Saved data entries:
_ _ _
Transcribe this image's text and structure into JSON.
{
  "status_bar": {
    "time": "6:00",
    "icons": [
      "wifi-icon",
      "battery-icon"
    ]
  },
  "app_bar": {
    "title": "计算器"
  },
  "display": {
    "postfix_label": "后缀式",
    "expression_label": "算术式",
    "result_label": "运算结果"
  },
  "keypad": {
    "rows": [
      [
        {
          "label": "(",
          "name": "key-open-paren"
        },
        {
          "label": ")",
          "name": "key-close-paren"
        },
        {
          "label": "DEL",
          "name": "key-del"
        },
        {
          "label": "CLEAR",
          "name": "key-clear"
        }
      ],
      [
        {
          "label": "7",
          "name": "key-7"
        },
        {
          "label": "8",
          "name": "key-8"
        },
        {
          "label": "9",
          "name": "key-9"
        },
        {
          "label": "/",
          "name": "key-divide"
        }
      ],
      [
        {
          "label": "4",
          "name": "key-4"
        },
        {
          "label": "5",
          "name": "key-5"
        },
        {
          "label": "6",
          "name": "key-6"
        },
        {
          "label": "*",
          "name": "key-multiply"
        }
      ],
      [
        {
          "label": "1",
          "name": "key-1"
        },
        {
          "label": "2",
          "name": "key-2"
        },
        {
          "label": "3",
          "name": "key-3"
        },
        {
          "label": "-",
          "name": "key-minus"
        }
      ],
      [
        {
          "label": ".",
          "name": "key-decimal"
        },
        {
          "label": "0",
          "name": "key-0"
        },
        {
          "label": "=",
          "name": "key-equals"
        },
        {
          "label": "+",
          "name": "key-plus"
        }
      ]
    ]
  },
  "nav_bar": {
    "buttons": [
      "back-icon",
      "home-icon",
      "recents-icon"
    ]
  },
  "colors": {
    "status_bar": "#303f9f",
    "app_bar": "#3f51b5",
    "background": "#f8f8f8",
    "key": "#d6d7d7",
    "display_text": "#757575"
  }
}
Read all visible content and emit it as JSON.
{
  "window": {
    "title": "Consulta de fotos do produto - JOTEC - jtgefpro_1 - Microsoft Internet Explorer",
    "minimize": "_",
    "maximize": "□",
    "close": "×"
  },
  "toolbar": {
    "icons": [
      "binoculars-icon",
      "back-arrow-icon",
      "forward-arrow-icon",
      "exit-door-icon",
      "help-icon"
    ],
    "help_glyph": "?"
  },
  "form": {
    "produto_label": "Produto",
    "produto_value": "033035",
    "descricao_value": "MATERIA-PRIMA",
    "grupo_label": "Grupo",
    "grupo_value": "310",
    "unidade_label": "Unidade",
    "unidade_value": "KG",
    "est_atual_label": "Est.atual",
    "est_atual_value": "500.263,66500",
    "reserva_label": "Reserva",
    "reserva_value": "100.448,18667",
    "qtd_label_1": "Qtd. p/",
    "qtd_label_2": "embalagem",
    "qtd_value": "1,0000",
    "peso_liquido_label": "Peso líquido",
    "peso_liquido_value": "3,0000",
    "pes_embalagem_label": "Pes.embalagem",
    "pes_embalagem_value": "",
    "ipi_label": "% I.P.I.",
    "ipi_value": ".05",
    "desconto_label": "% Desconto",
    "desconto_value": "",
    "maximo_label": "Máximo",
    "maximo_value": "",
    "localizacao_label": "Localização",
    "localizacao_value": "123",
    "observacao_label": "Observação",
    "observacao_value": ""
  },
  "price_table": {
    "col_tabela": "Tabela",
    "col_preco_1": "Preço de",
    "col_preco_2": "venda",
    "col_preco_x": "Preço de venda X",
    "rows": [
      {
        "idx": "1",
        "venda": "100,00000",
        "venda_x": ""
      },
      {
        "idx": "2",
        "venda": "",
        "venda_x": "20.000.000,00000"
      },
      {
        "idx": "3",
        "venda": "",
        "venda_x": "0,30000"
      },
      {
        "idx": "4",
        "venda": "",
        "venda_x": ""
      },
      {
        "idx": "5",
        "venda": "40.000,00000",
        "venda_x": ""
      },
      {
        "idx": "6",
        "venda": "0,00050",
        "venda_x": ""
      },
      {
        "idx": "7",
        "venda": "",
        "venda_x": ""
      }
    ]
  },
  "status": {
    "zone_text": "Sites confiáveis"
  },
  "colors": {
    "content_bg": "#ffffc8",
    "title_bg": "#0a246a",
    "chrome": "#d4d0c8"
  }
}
_ _ _
> [DIRECTIONS FOR THIS TASK]
Every record shown above must be echoed exactly.

> [SOLVED PROBLEM]
Transcribe this image's text and structure into JSON.
{
  "status_bar": {
    "time": "6:00",
    "icons": [
      "wifi-icon",
      "battery-icon"
    ]
  },
  "app_bar": {
    "title": "计算器"
  },
  "display": {
    "postfix_label": "后缀式",
    "expression_label": "算术式",
    "result_label": "运算结果"
  },
  "keypad": {
    "rows": [
      [
        {
          "label": "(",
          "name": "key-open-paren"
        },
        {
          "label": ")",
          "name": "key-close-paren"
        },
        {
          "label": "DEL",
          "name": "key-del"
        },
        {
          "label": "CLEAR",
          "name": "key-clear"
        }
      ],
      [
        {
          "label": "7",
          "name": "key-7"
        },
        {
          "label": "8",
          "name": "key-8"
        },
        {
          "label": "9",
          "name": "key-9"
        },
        {
          "label": "/",
          "name": "key-divide"
        }
      ],
      [
        {
          "label": "4",
          "name": "key-4"
        },
        {
          "label": "5",
          "name": "key-5"
        },
        {
          "label": "6",
          "name": "key-6"
        },
        {
          "label": "*",
          "name": "key-multiply"
        }
      ],
      [
        {
          "label": "1",
          "name": "key-1"
        },
        {
          "label": "2",
          "name": "key-2"
        },
        {
          "label": "3",
          "name": "key-3"
        },
        {
          "label": "-",
          "name": "key-minus"
        }
      ],
      [
        {
          "label": ".",
          "name": "key-decimal"
        },
        {
          "label": "0",
          "name": "key-0"
        },
        {
          "label": "=",
          "name": "key-equals"
        },
        {
          "label": "+",
          "name": "key-plus"
        }
      ]
    ]
  },
  "nav_bar": {
    "buttons": [
      "back-icon",
      "home-icon",
      "recents-icon"
    ]
  },
  "colors": {
    "status_bar": "#303f9f",
    "app_bar": "#3f51b5",
    "background": "#f8f8f8",
    "key": "#d6d7d7",
    "display_text": "#757575"
  }
}
Read all visible content and emit it as JSON.
{
  "window": {
    "title": "Consulta de fotos do produto - JOTEC - jtgefpro_1 - Microsoft Internet Explorer",
    "minimize": "_",
    "maximize": "□",
    "close": "×"
  },
  "toolbar": {
    "icons": [
      "binoculars-icon",
      "back-arrow-icon",
      "forward-arrow-icon",
      "exit-door-icon",
      "help-icon"
    ],
    "help_glyph": "?"
  },
  "form": {
    "produto_label": "Produto",
    "produto_value": "033035",
    "descricao_value": "MATERIA-PRIMA",
    "grupo_label": "Grupo",
    "grupo_value": "310",
    "unidade_label": "Unidade",
    "unidade_value": "KG",
    "est_atual_label": "Est.atual",
    "est_atual_value": "500.263,66500",
    "reserva_label": "Reserva",
    "reserva_value": "100.448,18667",
    "qtd_label_1": "Qtd. p/",
    "qtd_label_2": "embalagem",
    "qtd_value": "1,0000",
    "peso_liquido_label": "Peso líquido",
    "peso_liquido_value": "3,0000",
    "pes_embalagem_label": "Pes.embalagem",
    "pes_embalagem_value": "",
    "ipi_label": "% I.P.I.",
    "ipi_value": ".05",
    "desconto_label": "% Desconto",
    "desconto_value": "",
    "maximo_label": "Máximo",
    "maximo_value": "",
    "localizacao_label": "Localização",
    "localizacao_value": "123",
    "observacao_label": "Observação",
    "observacao_value": ""
  },
  "price_table": {
    "col_tabela": "Tabela",
    "col_preco_1": "Preço de",
    "col_preco_2": "venda",
    "col_preco_x": "Preço de venda X",
    "rows": [
      {
        "idx": "1",
        "venda": "100,00000",
        "venda_x": ""
      },
      {
        "idx": "2",
        "venda": "",
        "venda_x": "20.000.000,00000"
      },
      {
        "idx": "3",
        "venda": "",
        "venda_x": "0,30000"
      },
      {
        "idx": "4",
        "venda": "",
        "venda_x": ""
      },
      {
        "idx": "5",
        "venda": "40.000,00000",
        "venda_x": ""
      },
      {
        "idx": "6",
        "venda": "0,00050",
        "venda_x": ""
      },
      {
        "idx": "7",
        "venda": "",
        "venda_x": ""
      }
    ]
  },
  "status": {
    "zone_text": "Sites confiáveis"
  },
  "colors": {
    "content_bg": "#ffffc8",
    "title_bg": "#0a246a",
    "chrome": "#d4d0c8"
  }
}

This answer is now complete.